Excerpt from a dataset
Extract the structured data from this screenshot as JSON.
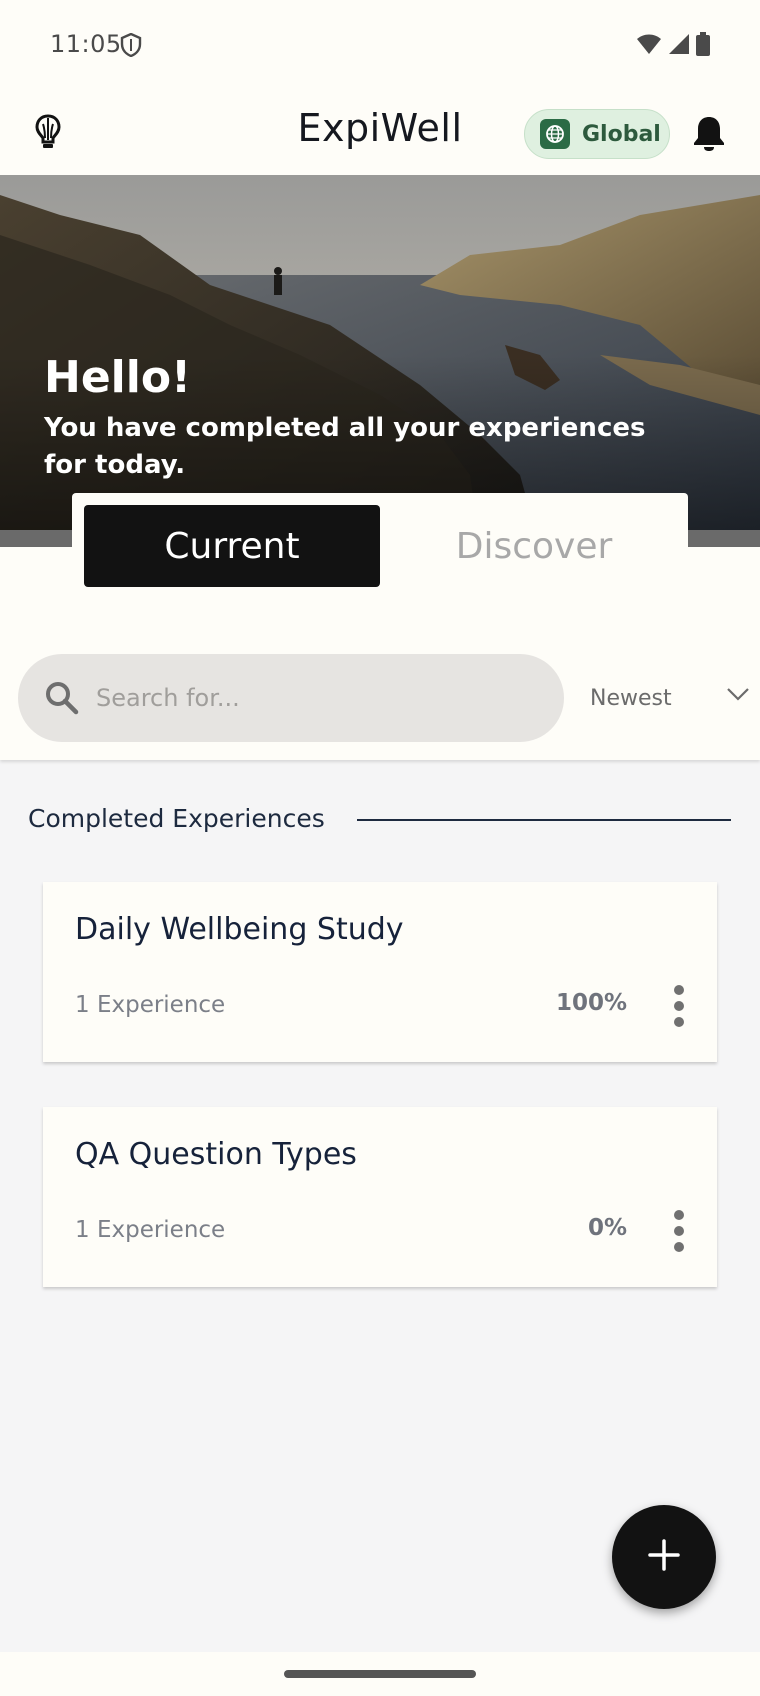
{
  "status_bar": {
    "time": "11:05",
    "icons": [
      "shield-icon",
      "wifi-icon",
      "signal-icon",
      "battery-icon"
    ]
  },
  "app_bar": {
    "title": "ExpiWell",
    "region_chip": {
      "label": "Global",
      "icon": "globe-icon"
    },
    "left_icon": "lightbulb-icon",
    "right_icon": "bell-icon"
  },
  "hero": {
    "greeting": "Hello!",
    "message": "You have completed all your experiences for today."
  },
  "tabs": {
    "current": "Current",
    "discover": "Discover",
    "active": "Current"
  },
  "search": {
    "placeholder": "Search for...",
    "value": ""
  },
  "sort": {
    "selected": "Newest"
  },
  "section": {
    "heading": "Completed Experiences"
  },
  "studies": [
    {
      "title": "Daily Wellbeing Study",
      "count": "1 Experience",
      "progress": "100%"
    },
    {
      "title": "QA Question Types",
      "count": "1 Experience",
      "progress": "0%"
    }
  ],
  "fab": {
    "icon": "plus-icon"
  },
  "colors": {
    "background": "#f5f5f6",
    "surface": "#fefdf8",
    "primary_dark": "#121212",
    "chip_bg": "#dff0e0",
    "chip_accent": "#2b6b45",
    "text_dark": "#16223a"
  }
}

▸ **Directions**: Your task is to pick out every line with the string "title" and copy it.

▸ **Full answer**:
    "title": "ExpiWell",
      "title": "Daily Wellbeing Study",
      "title": "QA Question Types",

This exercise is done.